__Excerpt to read__.
[Begin]
Original GitHub issue: https://github.com/healthchecks/healthchecks/issues/167
I would like to have the possibility of a notification via Mastodon (or Pleroma, which has the same API). Here is an example on how to do it:
http://www.bortzmeyer.org/icinga-mastodon.html
@cuu508 commented on GitHub (Dec 19, 2022):
@bortzmeyer, @bt90 would the notifications be private messages to a specific user?
@bt90 commented on GitHub (Dec 19, 2022):
Apprise supports both. Public toots and DMs are both valid usecases IMHO.
@bt90 commented on GitHub (Dec 19, 2022):
Apprise supports both. Public toots and DMs are both valid usecases IMHO.
@cuu508 commented on GitHub (Dec 19, 2022):
@bt90 Healthchecks already has Apprise integration, which you can enable and use on a self-hosted instance.
I'm thinking whether or not it would be useful to have a more locked-down integration on https://healthchecks.io:
A similar existing integration is Telegram – there's a single bot user configured per Healthchecks instance, and it posts templated notifications to a designated user/group.
[End]
__Provided data__.
[Begin]
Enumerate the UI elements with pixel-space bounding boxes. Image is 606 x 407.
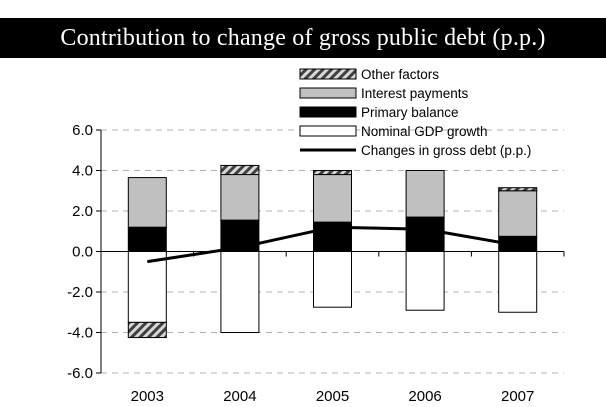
[End]
__Given instruction__. In the GitHub issue discussion, rewrite the passage from "I'm thinking whether" to "a designated user/group.", replacing "locked-down" with "restricted".

__Answer for the task__.
I'm thinking whether or not it would be useful to have a more restricted integration on https://healthchecks.io:
A similar existing integration is Telegram – there's a single bot user configured per Healthchecks instance, and it posts templated notifications to a designated user/group.